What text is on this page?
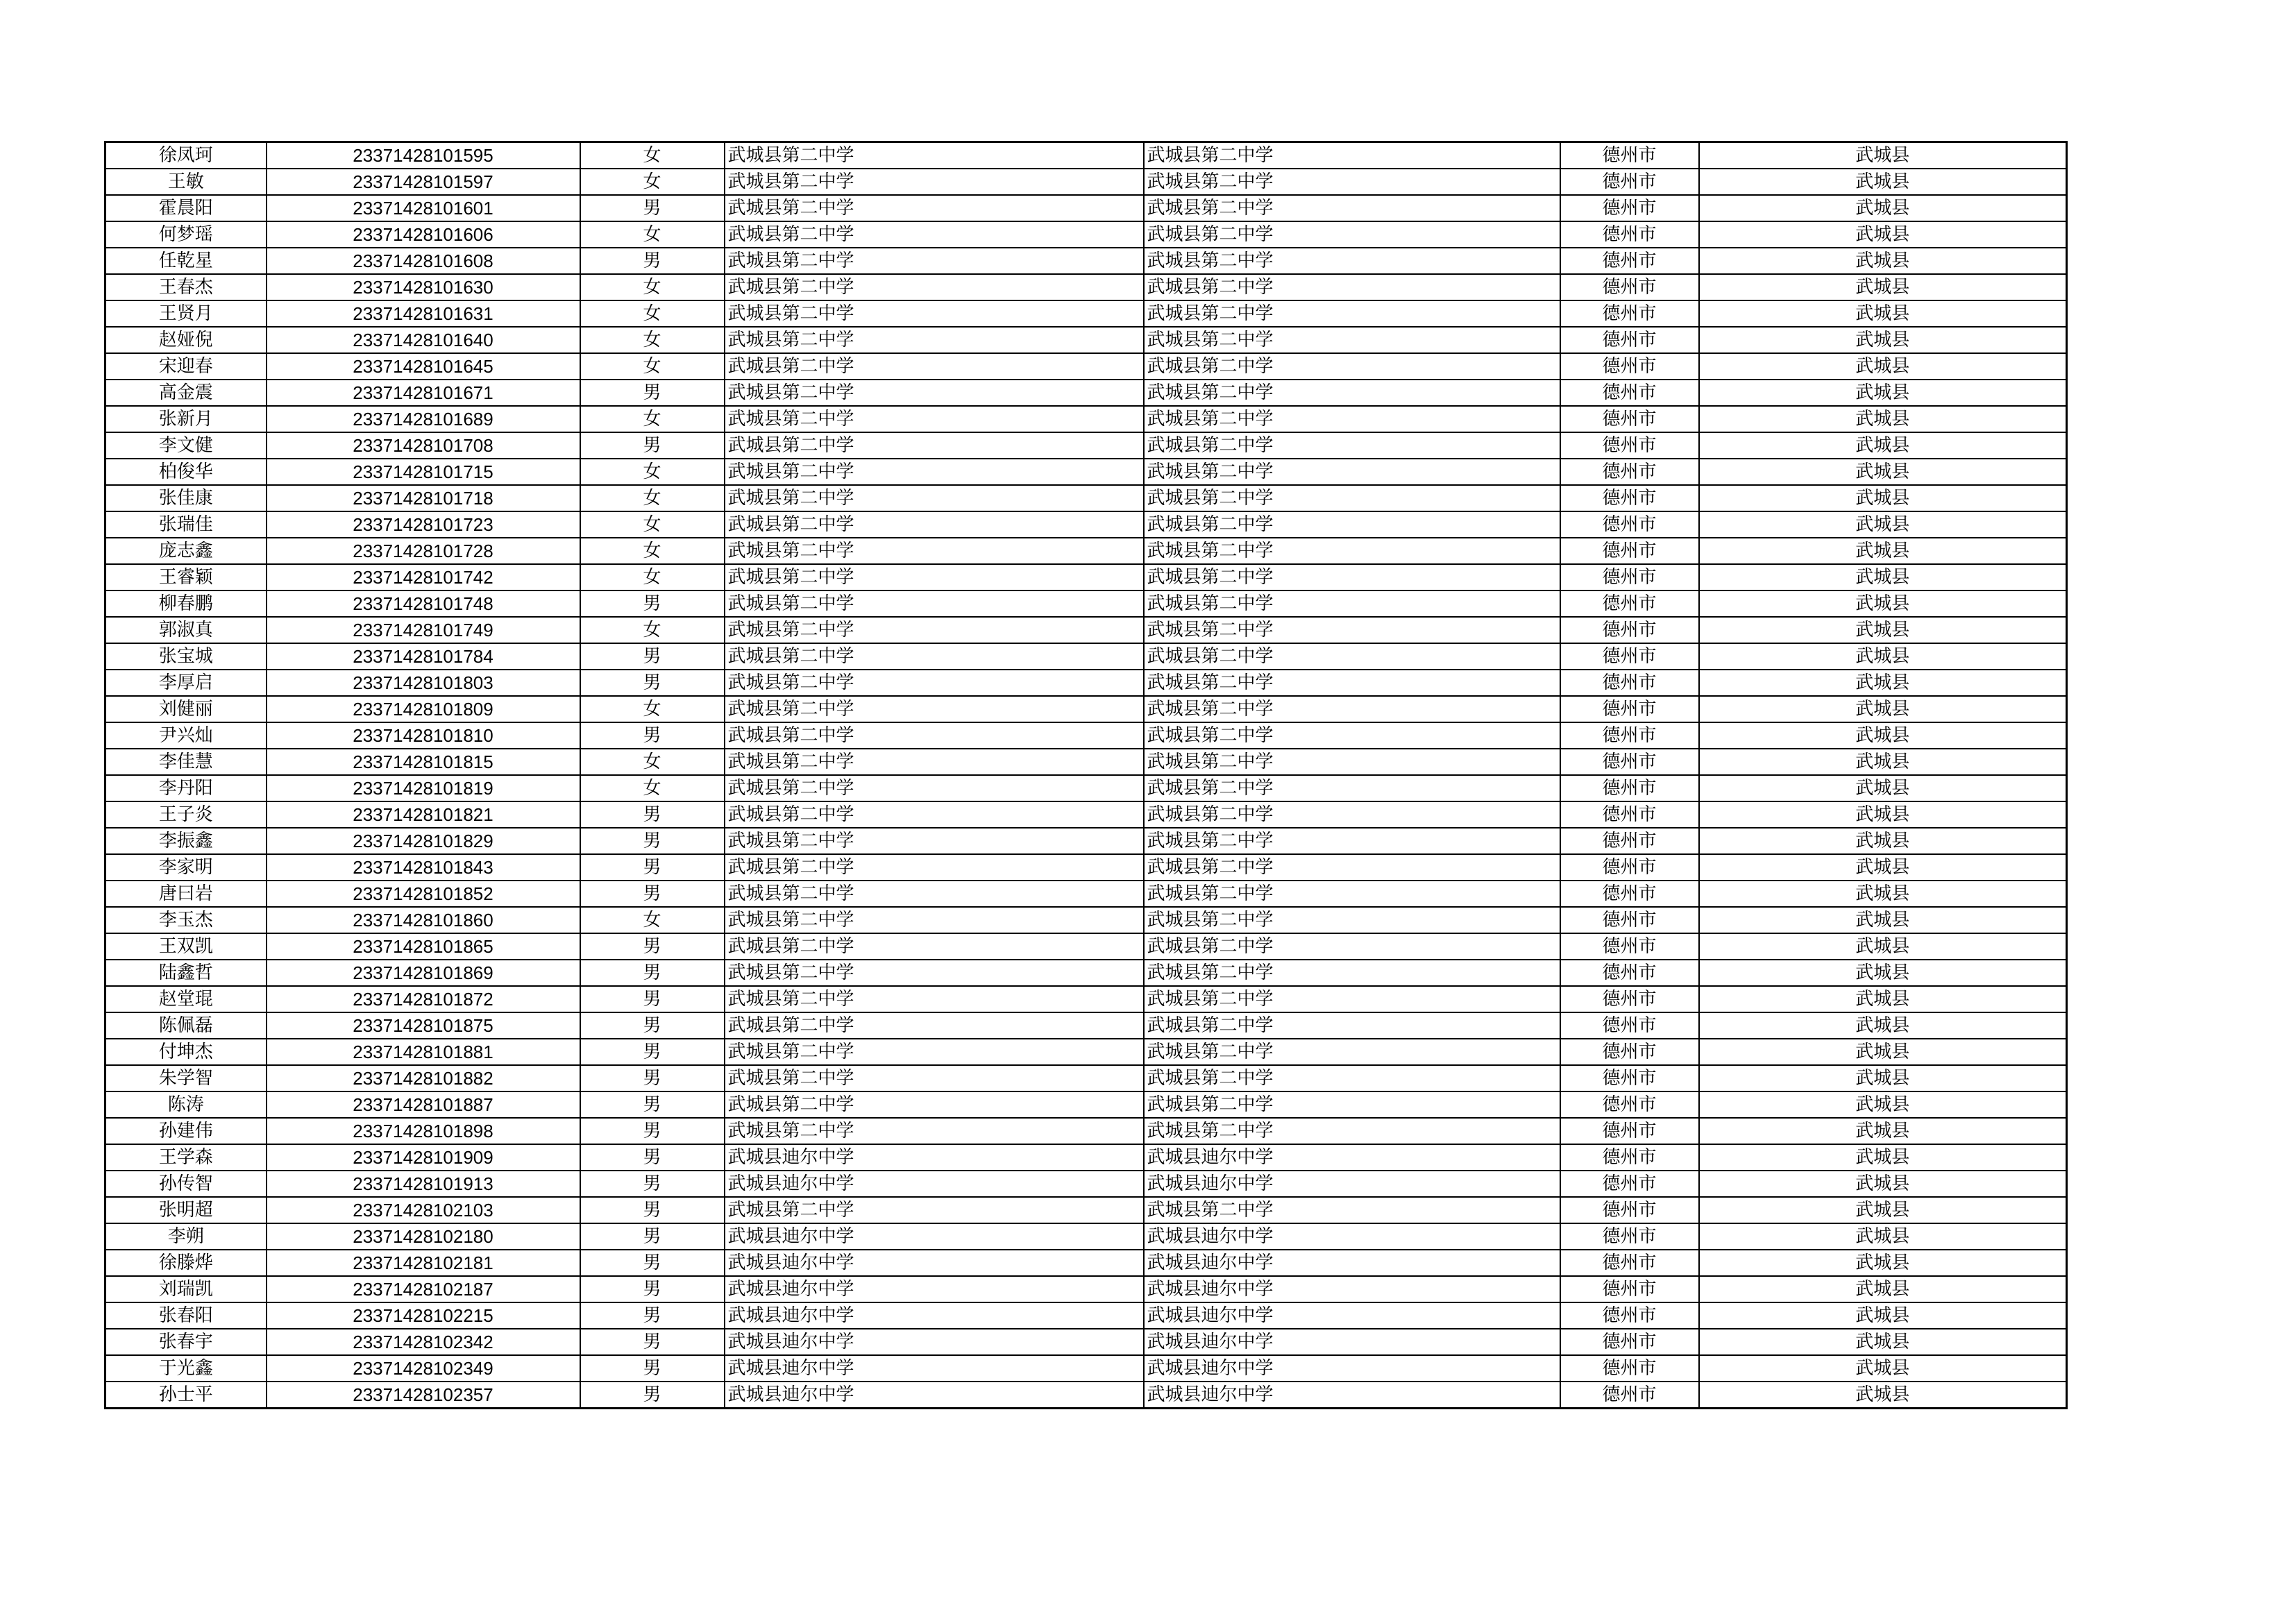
徐凤珂	23371428101595	女	武城县第二中学	武城县第二中学	德州市	武城县
王敏	23371428101597	女	武城县第二中学	武城县第二中学	德州市	武城县
霍晨阳	23371428101601	男	武城县第二中学	武城县第二中学	德州市	武城县
何梦瑶	23371428101606	女	武城县第二中学	武城县第二中学	德州市	武城县
任乾星	23371428101608	男	武城县第二中学	武城县第二中学	德州市	武城县
王春杰	23371428101630	女	武城县第二中学	武城县第二中学	德州市	武城县
王贤月	23371428101631	女	武城县第二中学	武城县第二中学	德州市	武城县
赵娅倪	23371428101640	女	武城县第二中学	武城县第二中学	德州市	武城县
宋迎春	23371428101645	女	武城县第二中学	武城县第二中学	德州市	武城县
高金震	23371428101671	男	武城县第二中学	武城县第二中学	德州市	武城县
张新月	23371428101689	女	武城县第二中学	武城县第二中学	德州市	武城县
李文健	23371428101708	男	武城县第二中学	武城县第二中学	德州市	武城县
柏俊华	23371428101715	女	武城县第二中学	武城县第二中学	德州市	武城县
张佳康	23371428101718	女	武城县第二中学	武城县第二中学	德州市	武城县
张瑞佳	23371428101723	女	武城县第二中学	武城县第二中学	德州市	武城县
庞志鑫	23371428101728	女	武城县第二中学	武城县第二中学	德州市	武城县
王睿颖	23371428101742	女	武城县第二中学	武城县第二中学	德州市	武城县
柳春鹏	23371428101748	男	武城县第二中学	武城县第二中学	德州市	武城县
郭淑真	23371428101749	女	武城县第二中学	武城县第二中学	德州市	武城县
张宝城	23371428101784	男	武城县第二中学	武城县第二中学	德州市	武城县
李厚启	23371428101803	男	武城县第二中学	武城县第二中学	德州市	武城县
刘健丽	23371428101809	女	武城县第二中学	武城县第二中学	德州市	武城县
尹兴灿	23371428101810	男	武城县第二中学	武城县第二中学	德州市	武城县
李佳慧	23371428101815	女	武城县第二中学	武城县第二中学	德州市	武城县
李丹阳	23371428101819	女	武城县第二中学	武城县第二中学	德州市	武城县
王子炎	23371428101821	男	武城县第二中学	武城县第二中学	德州市	武城县
李振鑫	23371428101829	男	武城县第二中学	武城县第二中学	德州市	武城县
李家明	23371428101843	男	武城县第二中学	武城县第二中学	德州市	武城县
唐曰岩	23371428101852	男	武城县第二中学	武城县第二中学	德州市	武城县
李玉杰	23371428101860	女	武城县第二中学	武城县第二中学	德州市	武城县
王双凯	23371428101865	男	武城县第二中学	武城县第二中学	德州市	武城县
陆鑫哲	23371428101869	男	武城县第二中学	武城县第二中学	德州市	武城县
赵堂琨	23371428101872	男	武城县第二中学	武城县第二中学	德州市	武城县
陈佩磊	23371428101875	男	武城县第二中学	武城县第二中学	德州市	武城县
付坤杰	23371428101881	男	武城县第二中学	武城县第二中学	德州市	武城县
朱学智	23371428101882	男	武城县第二中学	武城县第二中学	德州市	武城县
陈涛	23371428101887	男	武城县第二中学	武城县第二中学	德州市	武城县
孙建伟	23371428101898	男	武城县第二中学	武城县第二中学	德州市	武城县
王学森	23371428101909	男	武城县迪尔中学	武城县迪尔中学	德州市	武城县
孙传智	23371428101913	男	武城县迪尔中学	武城县迪尔中学	德州市	武城县
张明超	23371428102103	男	武城县第二中学	武城县第二中学	德州市	武城县
李朔	23371428102180	男	武城县迪尔中学	武城县迪尔中学	德州市	武城县
徐滕烨	23371428102181	男	武城县迪尔中学	武城县迪尔中学	德州市	武城县
刘瑞凯	23371428102187	男	武城县迪尔中学	武城县迪尔中学	德州市	武城县
张春阳	23371428102215	男	武城县迪尔中学	武城县迪尔中学	德州市	武城县
张春宇	23371428102342	男	武城县迪尔中学	武城县迪尔中学	德州市	武城县
于光鑫	23371428102349	男	武城县迪尔中学	武城县迪尔中学	德州市	武城县
孙士平	23371428102357	男	武城县迪尔中学	武城县迪尔中学	德州市	武城县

> EXERCISE GOAL
Exactly reproduce each record, leaving out any pictures.

> THE SOLUTION
What text is on this page?
徐凤珂	23371428101595	女	武城县第二中学	武城县第二中学	德州市	武城县
王敏	23371428101597	女	武城县第二中学	武城县第二中学	德州市	武城县
霍晨阳	23371428101601	男	武城县第二中学	武城县第二中学	德州市	武城县
何梦瑶	23371428101606	女	武城县第二中学	武城县第二中学	德州市	武城县
任乾星	23371428101608	男	武城县第二中学	武城县第二中学	德州市	武城县
王春杰	23371428101630	女	武城县第二中学	武城县第二中学	德州市	武城县
王贤月	23371428101631	女	武城县第二中学	武城县第二中学	德州市	武城县
赵娅倪	23371428101640	女	武城县第二中学	武城县第二中学	德州市	武城县
宋迎春	23371428101645	女	武城县第二中学	武城县第二中学	德州市	武城县
高金震	23371428101671	男	武城县第二中学	武城县第二中学	德州市	武城县
张新月	23371428101689	女	武城县第二中学	武城县第二中学	德州市	武城县
李文健	23371428101708	男	武城县第二中学	武城县第二中学	德州市	武城县
柏俊华	23371428101715	女	武城县第二中学	武城县第二中学	德州市	武城县
张佳康	23371428101718	女	武城县第二中学	武城县第二中学	德州市	武城县
张瑞佳	23371428101723	女	武城县第二中学	武城县第二中学	德州市	武城县
庞志鑫	23371428101728	女	武城县第二中学	武城县第二中学	德州市	武城县
王睿颖	23371428101742	女	武城县第二中学	武城县第二中学	德州市	武城县
柳春鹏	23371428101748	男	武城县第二中学	武城县第二中学	德州市	武城县
郭淑真	23371428101749	女	武城县第二中学	武城县第二中学	德州市	武城县
张宝城	23371428101784	男	武城县第二中学	武城县第二中学	德州市	武城县
李厚启	23371428101803	男	武城县第二中学	武城县第二中学	德州市	武城县
刘健丽	23371428101809	女	武城县第二中学	武城县第二中学	德州市	武城县
尹兴灿	23371428101810	男	武城县第二中学	武城县第二中学	德州市	武城县
李佳慧	23371428101815	女	武城县第二中学	武城县第二中学	德州市	武城县
李丹阳	23371428101819	女	武城县第二中学	武城县第二中学	德州市	武城县
王子炎	23371428101821	男	武城县第二中学	武城县第二中学	德州市	武城县
李振鑫	23371428101829	男	武城县第二中学	武城县第二中学	德州市	武城县
李家明	23371428101843	男	武城县第二中学	武城县第二中学	德州市	武城县
唐曰岩	23371428101852	男	武城县第二中学	武城县第二中学	德州市	武城县
李玉杰	23371428101860	女	武城县第二中学	武城县第二中学	德州市	武城县
王双凯	23371428101865	男	武城县第二中学	武城县第二中学	德州市	武城县
陆鑫哲	23371428101869	男	武城县第二中学	武城县第二中学	德州市	武城县
赵堂琨	23371428101872	男	武城县第二中学	武城县第二中学	德州市	武城县
陈佩磊	23371428101875	男	武城县第二中学	武城县第二中学	德州市	武城县
付坤杰	23371428101881	男	武城县第二中学	武城县第二中学	德州市	武城县
朱学智	23371428101882	男	武城县第二中学	武城县第二中学	德州市	武城县
陈涛	23371428101887	男	武城县第二中学	武城县第二中学	德州市	武城县
孙建伟	23371428101898	男	武城县第二中学	武城县第二中学	德州市	武城县
王学森	23371428101909	男	武城县迪尔中学	武城县迪尔中学	德州市	武城县
孙传智	23371428101913	男	武城县迪尔中学	武城县迪尔中学	德州市	武城县
张明超	23371428102103	男	武城县第二中学	武城县第二中学	德州市	武城县
李朔	23371428102180	男	武城县迪尔中学	武城县迪尔中学	德州市	武城县
徐滕烨	23371428102181	男	武城县迪尔中学	武城县迪尔中学	德州市	武城县
刘瑞凯	23371428102187	男	武城县迪尔中学	武城县迪尔中学	德州市	武城县
张春阳	23371428102215	男	武城县迪尔中学	武城县迪尔中学	德州市	武城县
张春宇	23371428102342	男	武城县迪尔中学	武城县迪尔中学	德州市	武城县
于光鑫	23371428102349	男	武城县迪尔中学	武城县迪尔中学	德州市	武城县
孙士平	23371428102357	男	武城县迪尔中学	武城县迪尔中学	德州市	武城县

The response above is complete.